▶ [EXERCISE OBJECTIVE]
Reply with one number: the count of lines in the data that hold the string "Extract".

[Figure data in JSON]
──────────

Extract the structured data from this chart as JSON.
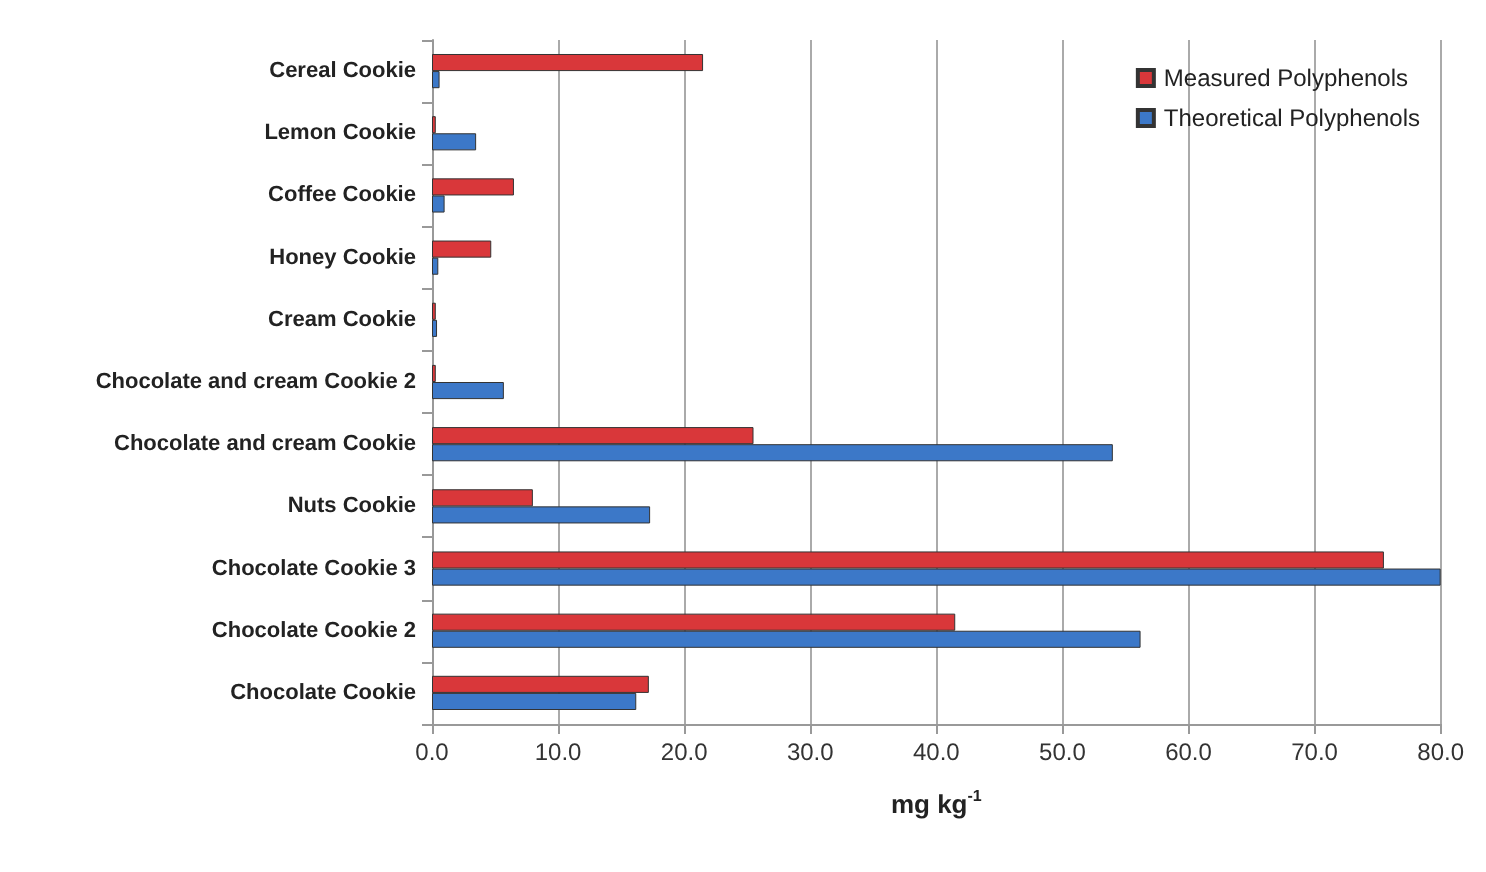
{
  "chart_data": {
    "type": "bar",
    "orientation": "horizontal",
    "xlabel": "mg kg$^{-1}$",
    "categories": [
      "Cereal Cookie",
      "Lemon Cookie",
      "Coffee Cookie",
      "Honey Cookie",
      "Cream Cookie",
      "Chocolate and cream Cookie 2",
      "Chocolate and cream Cookie",
      "Nuts Cookie",
      "Chocolate Cookie 3",
      "Chocolate Cookie 2",
      "Chocolate Cookie"
    ],
    "series": [
      {
        "name": "Measured Polyphenols",
        "color": "#d9373a",
        "values": [
          21.5,
          0.3,
          6.5,
          4.7,
          0.3,
          0.3,
          25.5,
          8.0,
          75.5,
          41.5,
          17.2
        ]
      },
      {
        "name": "Theoretical Polyphenols",
        "color": "#3c78c8",
        "values": [
          0.6,
          3.5,
          1.0,
          0.5,
          0.4,
          5.7,
          54.0,
          17.3,
          80.0,
          56.2,
          16.2
        ]
      }
    ],
    "xlim": [
      0,
      80
    ],
    "xticks": [
      {
        "value": 0,
        "label": "0.0"
      },
      {
        "value": 10,
        "label": "10.0"
      },
      {
        "value": 20,
        "label": "20.0"
      },
      {
        "value": 30,
        "label": "30.0"
      },
      {
        "value": 40,
        "label": "40.0"
      },
      {
        "value": 50,
        "label": "50.0"
      },
      {
        "value": 60,
        "label": "60.0"
      },
      {
        "value": 70,
        "label": "70.0"
      },
      {
        "value": 80,
        "label": "80.0"
      }
    ],
    "grid": "x",
    "legend": "top right"
  }
}
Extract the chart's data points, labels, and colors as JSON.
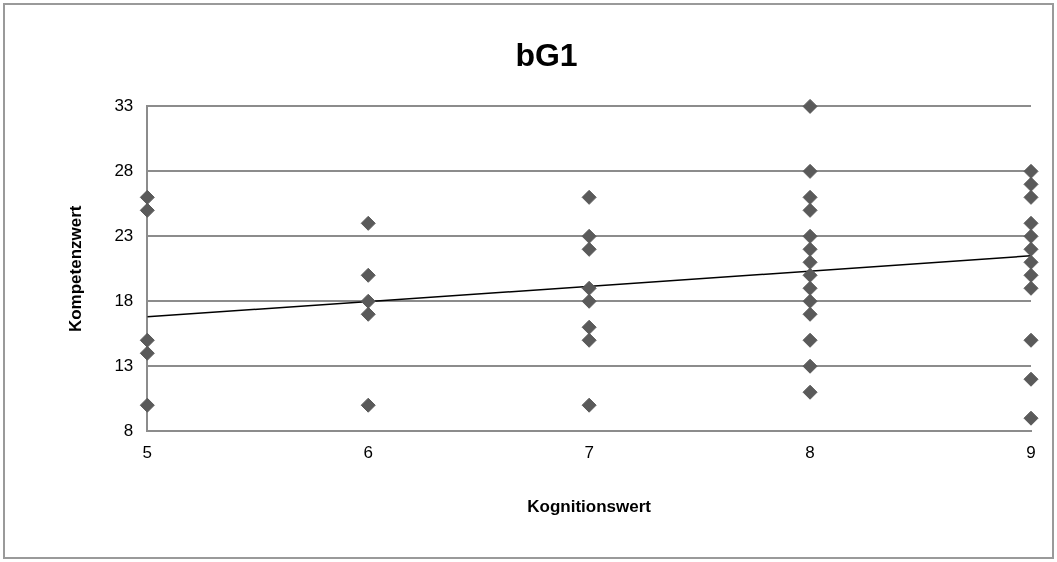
{
  "chart_data": {
    "type": "scatter",
    "title": "bG1",
    "xlabel": "Kognitionswert",
    "ylabel": "Kompetenzwert",
    "xlim": [
      5,
      9
    ],
    "xticks": [
      5,
      6,
      7,
      8,
      9
    ],
    "ylim": [
      8,
      33
    ],
    "yticks": [
      8,
      13,
      18,
      23,
      28,
      33
    ],
    "grid": "y",
    "legend": false,
    "series": [
      {
        "marker": "diamond",
        "color": "#5a5a5a",
        "x": [
          5,
          5,
          5,
          5,
          5,
          6,
          6,
          6,
          6,
          6,
          7,
          7,
          7,
          7,
          7,
          7,
          7,
          7,
          8,
          8,
          8,
          8,
          8,
          8,
          8,
          8,
          8,
          8,
          8,
          8,
          8,
          8,
          9,
          9,
          9,
          9,
          9,
          9,
          9,
          9,
          9,
          9,
          9,
          9
        ],
        "values": [
          26,
          25,
          15,
          14,
          10,
          24,
          20,
          18,
          17,
          10,
          26,
          23,
          22,
          19,
          18,
          16,
          15,
          10,
          33,
          28,
          26,
          25,
          23,
          22,
          21,
          20,
          19,
          18,
          17,
          15,
          13,
          11,
          28,
          27,
          26,
          24,
          23,
          22,
          21,
          20,
          19,
          15,
          12,
          9
        ]
      },
      {
        "type": "line",
        "color": "#000000",
        "x": [
          5,
          9
        ],
        "values": [
          16.8,
          21.5
        ]
      }
    ]
  }
}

──────────

▶ [EXERCISE SOLUTION]
2